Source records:
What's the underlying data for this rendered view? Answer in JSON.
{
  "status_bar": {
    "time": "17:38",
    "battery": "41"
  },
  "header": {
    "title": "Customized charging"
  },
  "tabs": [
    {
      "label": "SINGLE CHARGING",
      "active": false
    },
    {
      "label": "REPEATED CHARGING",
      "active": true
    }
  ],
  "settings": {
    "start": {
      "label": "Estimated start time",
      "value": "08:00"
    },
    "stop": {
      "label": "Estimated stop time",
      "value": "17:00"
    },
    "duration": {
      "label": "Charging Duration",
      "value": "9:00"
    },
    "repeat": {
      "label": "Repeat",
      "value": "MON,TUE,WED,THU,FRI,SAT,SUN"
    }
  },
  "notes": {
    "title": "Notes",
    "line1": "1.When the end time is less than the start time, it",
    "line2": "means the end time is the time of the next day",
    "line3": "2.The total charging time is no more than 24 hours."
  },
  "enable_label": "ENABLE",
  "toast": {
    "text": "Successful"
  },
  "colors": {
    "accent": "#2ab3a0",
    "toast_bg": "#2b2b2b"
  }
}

GIVEN EXERCISE: Recopy the whole listing exactly.

WRITTEN SOLUTION:
What's the underlying data for this rendered view? Answer in JSON.
{
  "status_bar": {
    "time": "17:38",
    "battery": "41"
  },
  "header": {
    "title": "Customized charging"
  },
  "tabs": [
    {
      "label": "SINGLE CHARGING",
      "active": false
    },
    {
      "label": "REPEATED CHARGING",
      "active": true
    }
  ],
  "settings": {
    "start": {
      "label": "Estimated start time",
      "value": "08:00"
    },
    "stop": {
      "label": "Estimated stop time",
      "value": "17:00"
    },
    "duration": {
      "label": "Charging Duration",
      "value": "9:00"
    },
    "repeat": {
      "label": "Repeat",
      "value": "MON,TUE,WED,THU,FRI,SAT,SUN"
    }
  },
  "notes": {
    "title": "Notes",
    "line1": "1.When the end time is less than the start time, it",
    "line2": "means the end time is the time of the next day",
    "line3": "2.The total charging time is no more than 24 hours."
  },
  "enable_label": "ENABLE",
  "toast": {
    "text": "Successful"
  },
  "colors": {
    "accent": "#2ab3a0",
    "toast_bg": "#2b2b2b"
  }
}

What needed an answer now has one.